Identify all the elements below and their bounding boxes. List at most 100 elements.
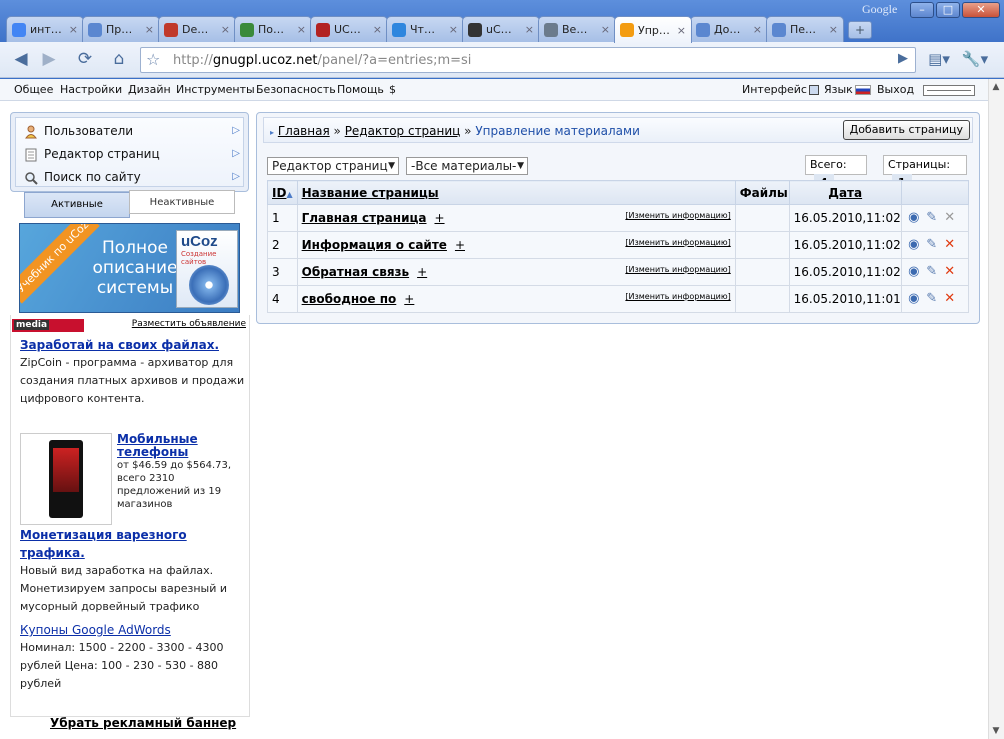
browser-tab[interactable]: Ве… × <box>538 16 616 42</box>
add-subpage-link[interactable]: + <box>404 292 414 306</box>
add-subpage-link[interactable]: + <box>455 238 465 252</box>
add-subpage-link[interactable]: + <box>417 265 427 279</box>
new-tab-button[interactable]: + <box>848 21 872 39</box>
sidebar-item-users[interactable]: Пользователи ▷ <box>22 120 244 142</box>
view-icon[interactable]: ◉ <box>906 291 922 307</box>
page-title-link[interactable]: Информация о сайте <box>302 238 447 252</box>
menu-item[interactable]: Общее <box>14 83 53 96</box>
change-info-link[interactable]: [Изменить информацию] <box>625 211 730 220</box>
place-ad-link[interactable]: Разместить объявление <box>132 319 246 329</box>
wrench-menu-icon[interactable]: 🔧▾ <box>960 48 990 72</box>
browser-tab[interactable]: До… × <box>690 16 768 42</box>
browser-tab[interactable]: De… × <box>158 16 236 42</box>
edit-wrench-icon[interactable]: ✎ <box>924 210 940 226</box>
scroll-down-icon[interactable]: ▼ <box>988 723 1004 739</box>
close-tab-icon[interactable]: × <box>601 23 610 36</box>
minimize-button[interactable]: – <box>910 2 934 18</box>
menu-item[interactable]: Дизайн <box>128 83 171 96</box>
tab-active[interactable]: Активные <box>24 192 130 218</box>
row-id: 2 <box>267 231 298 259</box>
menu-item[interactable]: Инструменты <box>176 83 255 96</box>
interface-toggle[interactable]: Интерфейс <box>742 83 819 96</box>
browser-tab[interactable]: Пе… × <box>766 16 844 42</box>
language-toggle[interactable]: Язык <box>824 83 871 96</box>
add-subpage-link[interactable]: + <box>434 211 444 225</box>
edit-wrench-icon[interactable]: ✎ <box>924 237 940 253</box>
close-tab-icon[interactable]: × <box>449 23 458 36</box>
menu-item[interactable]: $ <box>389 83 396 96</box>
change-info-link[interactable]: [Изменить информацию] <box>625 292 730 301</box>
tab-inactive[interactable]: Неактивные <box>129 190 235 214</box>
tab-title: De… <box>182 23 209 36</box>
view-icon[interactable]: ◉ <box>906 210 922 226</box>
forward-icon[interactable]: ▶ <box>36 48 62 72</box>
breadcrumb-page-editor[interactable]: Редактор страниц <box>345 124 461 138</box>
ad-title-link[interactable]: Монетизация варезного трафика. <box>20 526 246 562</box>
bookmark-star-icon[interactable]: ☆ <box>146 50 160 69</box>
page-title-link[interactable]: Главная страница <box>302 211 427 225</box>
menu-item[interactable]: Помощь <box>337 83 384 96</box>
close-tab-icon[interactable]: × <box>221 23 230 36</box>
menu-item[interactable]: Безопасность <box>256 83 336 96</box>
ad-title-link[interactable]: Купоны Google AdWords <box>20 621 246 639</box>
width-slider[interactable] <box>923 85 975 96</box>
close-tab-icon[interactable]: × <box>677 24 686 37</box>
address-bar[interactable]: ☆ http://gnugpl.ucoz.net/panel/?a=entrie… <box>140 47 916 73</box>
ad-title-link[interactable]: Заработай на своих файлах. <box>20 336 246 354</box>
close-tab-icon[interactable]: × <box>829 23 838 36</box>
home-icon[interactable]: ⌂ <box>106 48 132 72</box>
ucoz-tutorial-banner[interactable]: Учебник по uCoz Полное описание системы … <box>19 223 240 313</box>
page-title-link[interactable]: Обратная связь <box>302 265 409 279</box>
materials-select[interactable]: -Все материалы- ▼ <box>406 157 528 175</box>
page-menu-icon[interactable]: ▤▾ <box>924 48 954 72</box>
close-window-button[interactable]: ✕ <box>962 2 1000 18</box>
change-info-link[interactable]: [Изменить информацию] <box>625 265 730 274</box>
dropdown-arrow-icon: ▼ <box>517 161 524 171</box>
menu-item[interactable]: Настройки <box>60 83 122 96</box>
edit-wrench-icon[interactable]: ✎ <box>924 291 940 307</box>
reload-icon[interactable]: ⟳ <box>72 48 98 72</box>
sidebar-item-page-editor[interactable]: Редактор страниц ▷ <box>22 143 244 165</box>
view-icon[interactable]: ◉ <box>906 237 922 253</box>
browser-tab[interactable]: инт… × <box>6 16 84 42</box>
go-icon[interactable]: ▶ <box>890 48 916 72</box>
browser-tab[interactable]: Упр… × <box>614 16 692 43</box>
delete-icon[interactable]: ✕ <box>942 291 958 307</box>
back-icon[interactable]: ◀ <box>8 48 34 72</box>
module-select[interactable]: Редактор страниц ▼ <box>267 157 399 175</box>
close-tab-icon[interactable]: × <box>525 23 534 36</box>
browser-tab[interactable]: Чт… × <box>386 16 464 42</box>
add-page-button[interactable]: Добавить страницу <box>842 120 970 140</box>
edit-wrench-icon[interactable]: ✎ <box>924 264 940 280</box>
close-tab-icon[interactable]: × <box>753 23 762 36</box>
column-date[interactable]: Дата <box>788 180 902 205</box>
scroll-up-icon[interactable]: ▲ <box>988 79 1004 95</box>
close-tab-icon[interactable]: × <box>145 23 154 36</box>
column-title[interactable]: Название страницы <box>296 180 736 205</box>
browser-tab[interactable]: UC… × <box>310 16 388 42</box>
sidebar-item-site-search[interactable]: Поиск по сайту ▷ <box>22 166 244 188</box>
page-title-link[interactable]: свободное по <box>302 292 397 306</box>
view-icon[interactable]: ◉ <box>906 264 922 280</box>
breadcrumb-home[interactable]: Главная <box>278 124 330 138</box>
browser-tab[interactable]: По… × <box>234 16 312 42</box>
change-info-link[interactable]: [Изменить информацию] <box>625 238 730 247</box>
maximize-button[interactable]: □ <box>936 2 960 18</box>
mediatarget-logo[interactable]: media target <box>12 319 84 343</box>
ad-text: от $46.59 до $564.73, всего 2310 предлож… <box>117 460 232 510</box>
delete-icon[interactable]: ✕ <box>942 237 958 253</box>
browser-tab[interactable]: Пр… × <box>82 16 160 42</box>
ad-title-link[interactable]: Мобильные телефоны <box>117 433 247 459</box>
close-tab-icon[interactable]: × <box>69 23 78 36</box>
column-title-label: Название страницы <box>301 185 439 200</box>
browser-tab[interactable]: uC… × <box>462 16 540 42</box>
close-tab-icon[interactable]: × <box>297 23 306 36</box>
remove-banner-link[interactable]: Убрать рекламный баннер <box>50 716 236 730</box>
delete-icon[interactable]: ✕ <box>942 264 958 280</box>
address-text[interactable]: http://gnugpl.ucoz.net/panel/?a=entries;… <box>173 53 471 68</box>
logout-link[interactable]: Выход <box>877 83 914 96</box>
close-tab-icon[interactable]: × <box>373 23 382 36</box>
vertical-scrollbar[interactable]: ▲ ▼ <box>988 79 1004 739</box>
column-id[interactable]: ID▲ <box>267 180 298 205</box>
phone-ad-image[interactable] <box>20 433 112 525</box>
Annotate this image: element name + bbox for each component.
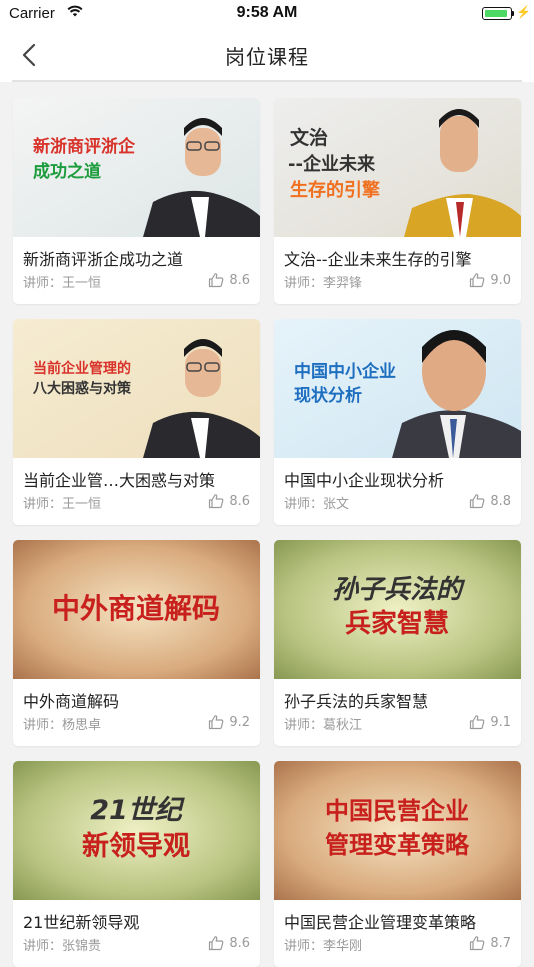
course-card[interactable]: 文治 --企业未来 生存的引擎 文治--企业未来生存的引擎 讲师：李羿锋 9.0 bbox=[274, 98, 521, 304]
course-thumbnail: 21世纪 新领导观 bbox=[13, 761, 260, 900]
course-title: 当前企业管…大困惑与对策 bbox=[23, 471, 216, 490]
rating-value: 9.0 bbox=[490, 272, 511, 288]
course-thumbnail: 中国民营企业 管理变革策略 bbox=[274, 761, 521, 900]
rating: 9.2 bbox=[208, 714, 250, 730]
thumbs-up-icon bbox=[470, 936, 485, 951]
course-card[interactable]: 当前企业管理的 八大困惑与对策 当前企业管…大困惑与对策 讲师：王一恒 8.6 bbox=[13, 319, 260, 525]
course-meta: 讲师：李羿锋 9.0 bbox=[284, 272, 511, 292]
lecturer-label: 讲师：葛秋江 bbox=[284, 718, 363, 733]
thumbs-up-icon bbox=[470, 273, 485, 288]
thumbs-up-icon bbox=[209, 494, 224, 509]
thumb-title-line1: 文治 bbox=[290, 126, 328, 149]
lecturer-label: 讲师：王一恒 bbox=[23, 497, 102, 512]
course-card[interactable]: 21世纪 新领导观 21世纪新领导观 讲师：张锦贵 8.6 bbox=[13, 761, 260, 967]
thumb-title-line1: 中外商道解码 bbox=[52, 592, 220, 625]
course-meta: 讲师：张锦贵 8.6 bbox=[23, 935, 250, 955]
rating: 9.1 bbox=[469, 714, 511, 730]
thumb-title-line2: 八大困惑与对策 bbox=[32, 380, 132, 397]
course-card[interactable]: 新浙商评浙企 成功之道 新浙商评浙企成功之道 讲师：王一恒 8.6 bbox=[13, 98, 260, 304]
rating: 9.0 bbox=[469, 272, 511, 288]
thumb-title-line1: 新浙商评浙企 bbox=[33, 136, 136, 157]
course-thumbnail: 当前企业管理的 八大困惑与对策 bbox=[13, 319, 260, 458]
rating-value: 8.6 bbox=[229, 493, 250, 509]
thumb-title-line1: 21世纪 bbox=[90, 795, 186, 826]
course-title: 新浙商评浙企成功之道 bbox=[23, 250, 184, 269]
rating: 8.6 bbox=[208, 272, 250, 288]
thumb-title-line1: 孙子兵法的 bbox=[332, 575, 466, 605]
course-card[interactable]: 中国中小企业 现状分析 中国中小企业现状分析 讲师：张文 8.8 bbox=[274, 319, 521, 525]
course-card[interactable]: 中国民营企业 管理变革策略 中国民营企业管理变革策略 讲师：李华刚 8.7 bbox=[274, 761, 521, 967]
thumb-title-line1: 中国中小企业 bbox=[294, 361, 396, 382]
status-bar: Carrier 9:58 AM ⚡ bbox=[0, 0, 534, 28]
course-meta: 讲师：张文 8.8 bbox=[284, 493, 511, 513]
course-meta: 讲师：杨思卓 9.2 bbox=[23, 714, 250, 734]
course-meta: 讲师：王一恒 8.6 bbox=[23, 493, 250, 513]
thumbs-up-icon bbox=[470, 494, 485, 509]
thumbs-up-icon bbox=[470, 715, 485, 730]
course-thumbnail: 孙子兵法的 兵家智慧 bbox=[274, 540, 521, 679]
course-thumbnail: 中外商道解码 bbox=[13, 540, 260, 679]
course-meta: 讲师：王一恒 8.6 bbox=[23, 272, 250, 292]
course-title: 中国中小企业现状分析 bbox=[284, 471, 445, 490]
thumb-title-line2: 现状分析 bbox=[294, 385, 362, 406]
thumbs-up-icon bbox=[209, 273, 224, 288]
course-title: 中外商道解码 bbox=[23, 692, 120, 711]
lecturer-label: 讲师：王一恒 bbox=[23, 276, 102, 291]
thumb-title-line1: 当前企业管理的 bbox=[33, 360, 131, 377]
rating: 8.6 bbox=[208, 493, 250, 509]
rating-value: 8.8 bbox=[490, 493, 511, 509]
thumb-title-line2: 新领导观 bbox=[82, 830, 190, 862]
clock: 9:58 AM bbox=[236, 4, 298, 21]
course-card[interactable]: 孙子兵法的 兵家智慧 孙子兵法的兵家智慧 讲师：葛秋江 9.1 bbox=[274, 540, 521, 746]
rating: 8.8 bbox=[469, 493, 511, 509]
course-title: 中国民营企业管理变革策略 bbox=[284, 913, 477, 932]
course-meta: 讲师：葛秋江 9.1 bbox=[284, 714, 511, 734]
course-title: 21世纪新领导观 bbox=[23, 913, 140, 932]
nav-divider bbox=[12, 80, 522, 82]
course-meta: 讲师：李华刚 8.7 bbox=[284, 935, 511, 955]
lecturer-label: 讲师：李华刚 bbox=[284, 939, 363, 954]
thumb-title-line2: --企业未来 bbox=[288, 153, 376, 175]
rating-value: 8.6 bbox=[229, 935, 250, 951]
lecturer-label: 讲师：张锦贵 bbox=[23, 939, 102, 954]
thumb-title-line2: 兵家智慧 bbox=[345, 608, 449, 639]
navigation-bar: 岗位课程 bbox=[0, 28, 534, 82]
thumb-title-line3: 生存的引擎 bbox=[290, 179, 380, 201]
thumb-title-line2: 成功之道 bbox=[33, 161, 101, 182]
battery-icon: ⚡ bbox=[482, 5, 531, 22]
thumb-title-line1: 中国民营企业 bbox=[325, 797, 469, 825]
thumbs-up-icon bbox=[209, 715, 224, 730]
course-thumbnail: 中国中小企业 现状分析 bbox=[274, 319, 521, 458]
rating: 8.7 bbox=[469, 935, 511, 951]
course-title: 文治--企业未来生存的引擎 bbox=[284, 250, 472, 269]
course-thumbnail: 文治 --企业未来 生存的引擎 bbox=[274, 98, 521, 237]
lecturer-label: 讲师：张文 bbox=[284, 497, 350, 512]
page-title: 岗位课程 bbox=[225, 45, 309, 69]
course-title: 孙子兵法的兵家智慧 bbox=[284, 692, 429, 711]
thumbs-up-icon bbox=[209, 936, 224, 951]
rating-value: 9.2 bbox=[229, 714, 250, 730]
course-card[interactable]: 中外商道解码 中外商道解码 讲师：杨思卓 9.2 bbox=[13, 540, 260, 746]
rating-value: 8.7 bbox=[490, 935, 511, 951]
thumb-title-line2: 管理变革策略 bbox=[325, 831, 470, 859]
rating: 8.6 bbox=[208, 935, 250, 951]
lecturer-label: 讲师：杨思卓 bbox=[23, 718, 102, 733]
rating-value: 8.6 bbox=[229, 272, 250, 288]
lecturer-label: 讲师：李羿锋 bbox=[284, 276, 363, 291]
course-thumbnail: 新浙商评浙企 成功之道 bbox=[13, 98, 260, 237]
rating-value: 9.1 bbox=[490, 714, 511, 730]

→ PROBLEM DETAILS: Repeat the stretch of lines from the one containing "browser-tab[interactable]: Ве… ×" through the one containing "interface-toggle[interactable]: Интерфейс <box>742", exactly as they appear.

→ RESULT BELOW:
browser-tab[interactable]: Ве… × <box>538 16 616 42</box>
add-subpage-link[interactable]: + <box>404 292 414 306</box>
add-subpage-link[interactable]: + <box>455 238 465 252</box>
add-subpage-link[interactable]: + <box>417 265 427 279</box>
new-tab-button[interactable]: + <box>848 21 872 39</box>
sidebar-item-users[interactable]: Пользователи ▷ <box>22 120 244 142</box>
view-icon[interactable]: ◉ <box>906 291 922 307</box>
page-title-link[interactable]: Информация о сайте <box>302 238 447 252</box>
menu-item[interactable]: Общее <box>14 83 53 96</box>
change-info-link[interactable]: [Изменить информацию] <box>625 211 730 220</box>
place-ad-link[interactable]: Разместить объявление <box>132 319 246 329</box>
wrench-menu-icon[interactable]: 🔧▾ <box>960 48 990 72</box>
browser-tab[interactable]: До… × <box>690 16 768 42</box>
browser-tab[interactable]: De… × <box>158 16 236 42</box>
edit-wrench-icon[interactable]: ✎ <box>924 210 940 226</box>
scroll-down-icon[interactable]: ▼ <box>988 723 1004 739</box>
close-tab-icon[interactable]: × <box>601 23 610 36</box>
minimize-button[interactable]: – <box>910 2 934 18</box>
menu-item[interactable]: Дизайн <box>128 83 171 96</box>
tab-active[interactable]: Активные <box>24 192 130 218</box>
row-id: 2 <box>267 231 298 259</box>
menu-item[interactable]: Инструменты <box>176 83 255 96</box>
interface-toggle[interactable]: Интерфейс <box>742 83 819 96</box>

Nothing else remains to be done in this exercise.